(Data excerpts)
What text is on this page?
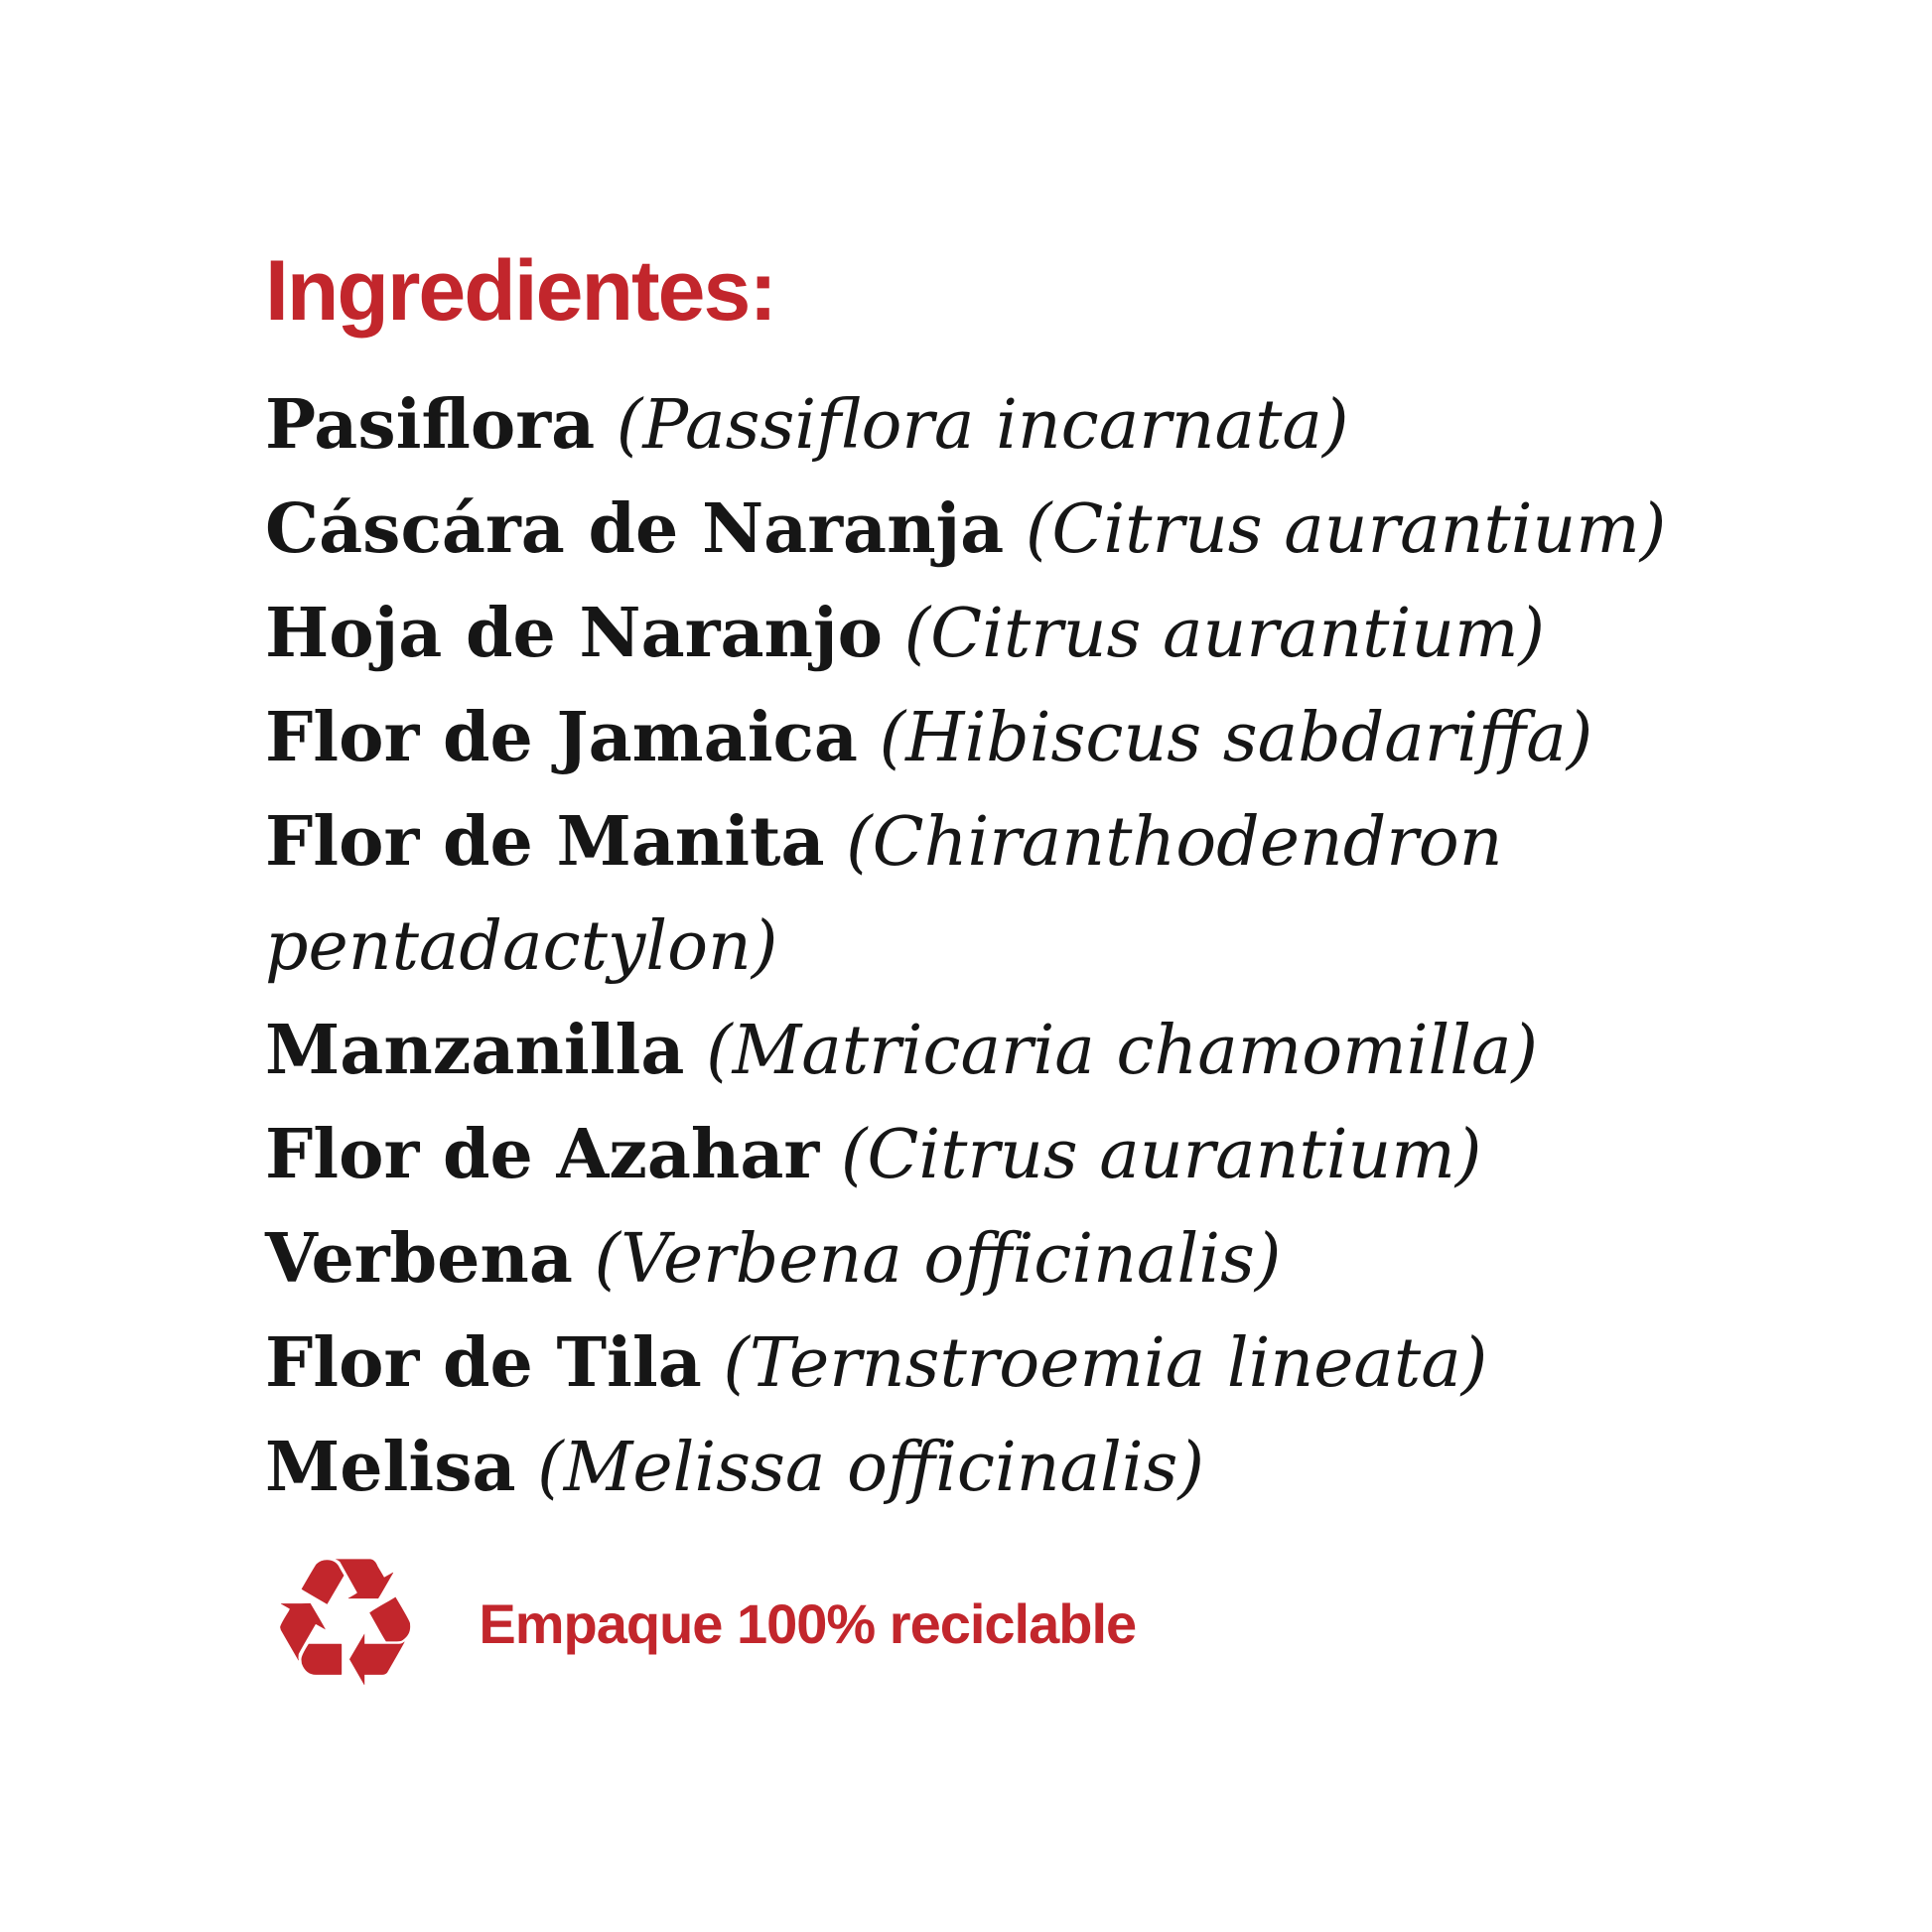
Ingredientes:
Pasiflora (Passiflora incarnata)
Cáscára de Naranja (Citrus aurantium)
Hoja de Naranjo (Citrus aurantium)
Flor de Jamaica (Hibiscus sabdariffa)
Flor de Manita (Chiranthodendron pentadactylon)
Manzanilla (Matricaria chamomilla)
Flor de Azahar (Citrus aurantium)
Verbena (Verbena officinalis)
Flor de Tila (Ternstroemia lineata)
Melisa (Melissa officinalis)
♻ Empaque 100% reciclable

▶ **What is needed**: Give the number of lines in the listing above that contain "Citrus", and nothing else.

▶ **Answer**: 3